TEXT TO READ:
The measure of our humanity

Thursday

Acts 17

File:Montbrison-La Diana-20110209-Croix d'épidémie.jpg

Epidemic Cross from the Musée archéologique de La Diana

30While God has overlooked the times of human ignorance, now he commands all people everywhere to repent, 31He has fixed a day on which he will have the world judged in righteousness by a man whom he has appointed, and of this he has given assurance to all by raising him from the dead.”

The notion of a judgment day is both frightful and appealing.

I like this phrase “the times of human ignorance.” For all our exquisite knowledge, we are still profoundly ignorant. We can build fabulous machines to search for the Higgs boson or peer back to the beginnings of time. We can reconstruct the languages of lost cultures and read the layers of geographical time. But we don’t know how to escape fear and bigotry. We can’t stop war. We have trouble sustaining a marriage.

What is the measure of human existence? When we stand humanity up against the doorframe and with a tissue box and pencil measure how far we have grown, what is the height that would mark our full maturity? The notion that the world will be judged by Jesus is less about dishing out rewards and punishments and much more about our lives being measured against his.

What will we say when we stand before eternity next to his example?

This we do not want. We want the judge who will punish the wicked, who will hold all the violent and brutal and thieving to account. We want someone to freeze Judas, Cassius and Brutus in a lake of ice. We rather like Dante’s vision of the torments of hell where all the lying, thieving congressman and bankers can get their due, and the authors of every terror be repaid.

MATERIAL PROVIDED:
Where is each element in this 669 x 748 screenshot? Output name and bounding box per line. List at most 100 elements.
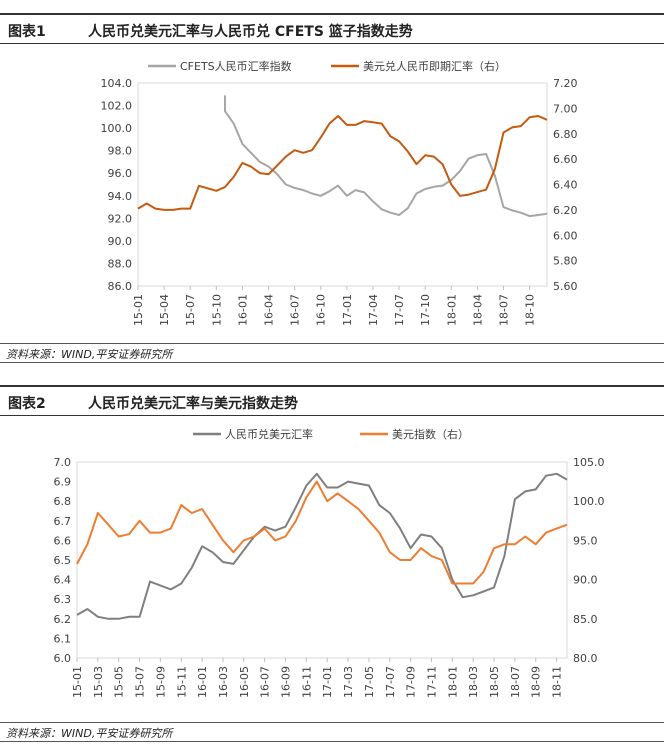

PROBLEM DETAILS:
In the reflection on judgment day, what is the passage from "What is the measure" up to and including "measured against his."? Reproduce it word for word.

EXERCISE OUTPUT:
What is the measure of human existence? When we stand humanity up against the doorframe and with a tissue box and pencil measure how far we have grown, what is the height that would mark our full maturity? The notion that the world will be judged by Jesus is less about dishing out rewards and punishments and much more about our lives being measured against his.